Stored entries
## Start

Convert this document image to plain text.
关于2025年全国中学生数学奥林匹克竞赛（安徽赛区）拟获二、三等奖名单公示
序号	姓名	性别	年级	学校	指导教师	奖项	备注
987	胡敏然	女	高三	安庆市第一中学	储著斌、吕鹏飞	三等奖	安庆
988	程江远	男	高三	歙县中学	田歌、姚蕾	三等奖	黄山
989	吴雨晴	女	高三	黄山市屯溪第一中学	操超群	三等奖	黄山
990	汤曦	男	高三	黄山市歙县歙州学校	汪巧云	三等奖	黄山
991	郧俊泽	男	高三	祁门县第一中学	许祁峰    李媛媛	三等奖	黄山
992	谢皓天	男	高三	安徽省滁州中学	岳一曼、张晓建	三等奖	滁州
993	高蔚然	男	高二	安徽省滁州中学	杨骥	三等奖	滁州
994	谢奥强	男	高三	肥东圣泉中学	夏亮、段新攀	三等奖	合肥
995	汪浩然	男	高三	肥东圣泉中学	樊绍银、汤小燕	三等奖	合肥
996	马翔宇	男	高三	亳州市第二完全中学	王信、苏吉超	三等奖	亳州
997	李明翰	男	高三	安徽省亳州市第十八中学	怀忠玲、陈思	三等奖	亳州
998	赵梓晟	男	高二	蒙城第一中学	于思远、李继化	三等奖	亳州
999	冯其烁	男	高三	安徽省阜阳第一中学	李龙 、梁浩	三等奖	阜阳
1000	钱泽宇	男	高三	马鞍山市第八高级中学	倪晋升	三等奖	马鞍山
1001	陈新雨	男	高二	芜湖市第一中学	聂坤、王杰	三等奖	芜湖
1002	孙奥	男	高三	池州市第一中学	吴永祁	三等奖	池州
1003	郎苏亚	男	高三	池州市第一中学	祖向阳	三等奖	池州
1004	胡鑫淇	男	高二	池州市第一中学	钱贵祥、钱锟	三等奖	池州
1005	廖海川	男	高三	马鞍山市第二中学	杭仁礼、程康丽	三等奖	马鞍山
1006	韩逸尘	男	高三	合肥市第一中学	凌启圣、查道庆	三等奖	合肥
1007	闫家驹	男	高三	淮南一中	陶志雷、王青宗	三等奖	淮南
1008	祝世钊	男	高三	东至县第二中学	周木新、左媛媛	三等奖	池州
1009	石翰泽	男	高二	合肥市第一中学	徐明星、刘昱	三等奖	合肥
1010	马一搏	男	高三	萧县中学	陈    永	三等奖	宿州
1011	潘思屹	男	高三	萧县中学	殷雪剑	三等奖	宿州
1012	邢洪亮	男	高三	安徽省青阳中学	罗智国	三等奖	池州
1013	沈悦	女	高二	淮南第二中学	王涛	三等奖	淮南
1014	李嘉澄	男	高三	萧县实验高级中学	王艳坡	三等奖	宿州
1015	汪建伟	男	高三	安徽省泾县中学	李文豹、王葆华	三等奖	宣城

## End

▸ **Written exercise**: Write out every record verbatim.

▸ **Output**:
Convert this document image to plain text.
关于2025年全国中学生数学奥林匹克竞赛（安徽赛区）拟获二、三等奖名单公示
序号	姓名	性别	年级	学校	指导教师	奖项	备注
987	胡敏然	女	高三	安庆市第一中学	储著斌、吕鹏飞	三等奖	安庆
988	程江远	男	高三	歙县中学	田歌、姚蕾	三等奖	黄山
989	吴雨晴	女	高三	黄山市屯溪第一中学	操超群	三等奖	黄山
990	汤曦	男	高三	黄山市歙县歙州学校	汪巧云	三等奖	黄山
991	郧俊泽	男	高三	祁门县第一中学	许祁峰    李媛媛	三等奖	黄山
992	谢皓天	男	高三	安徽省滁州中学	岳一曼、张晓建	三等奖	滁州
993	高蔚然	男	高二	安徽省滁州中学	杨骥	三等奖	滁州
994	谢奥强	男	高三	肥东圣泉中学	夏亮、段新攀	三等奖	合肥
995	汪浩然	男	高三	肥东圣泉中学	樊绍银、汤小燕	三等奖	合肥
996	马翔宇	男	高三	亳州市第二完全中学	王信、苏吉超	三等奖	亳州
997	李明翰	男	高三	安徽省亳州市第十八中学	怀忠玲、陈思	三等奖	亳州
998	赵梓晟	男	高二	蒙城第一中学	于思远、李继化	三等奖	亳州
999	冯其烁	男	高三	安徽省阜阳第一中学	李龙 、梁浩	三等奖	阜阳
1000	钱泽宇	男	高三	马鞍山市第八高级中学	倪晋升	三等奖	马鞍山
1001	陈新雨	男	高二	芜湖市第一中学	聂坤、王杰	三等奖	芜湖
1002	孙奥	男	高三	池州市第一中学	吴永祁	三等奖	池州
1003	郎苏亚	男	高三	池州市第一中学	祖向阳	三等奖	池州
1004	胡鑫淇	男	高二	池州市第一中学	钱贵祥、钱锟	三等奖	池州
1005	廖海川	男	高三	马鞍山市第二中学	杭仁礼、程康丽	三等奖	马鞍山
1006	韩逸尘	男	高三	合肥市第一中学	凌启圣、查道庆	三等奖	合肥
1007	闫家驹	男	高三	淮南一中	陶志雷、王青宗	三等奖	淮南
1008	祝世钊	男	高三	东至县第二中学	周木新、左媛媛	三等奖	池州
1009	石翰泽	男	高二	合肥市第一中学	徐明星、刘昱	三等奖	合肥
1010	马一搏	男	高三	萧县中学	陈    永	三等奖	宿州
1011	潘思屹	男	高三	萧县中学	殷雪剑	三等奖	宿州
1012	邢洪亮	男	高三	安徽省青阳中学	罗智国	三等奖	池州
1013	沈悦	女	高二	淮南第二中学	王涛	三等奖	淮南
1014	李嘉澄	男	高三	萧县实验高级中学	王艳坡	三等奖	宿州
1015	汪建伟	男	高三	安徽省泾县中学	李文豹、王葆华	三等奖	宣城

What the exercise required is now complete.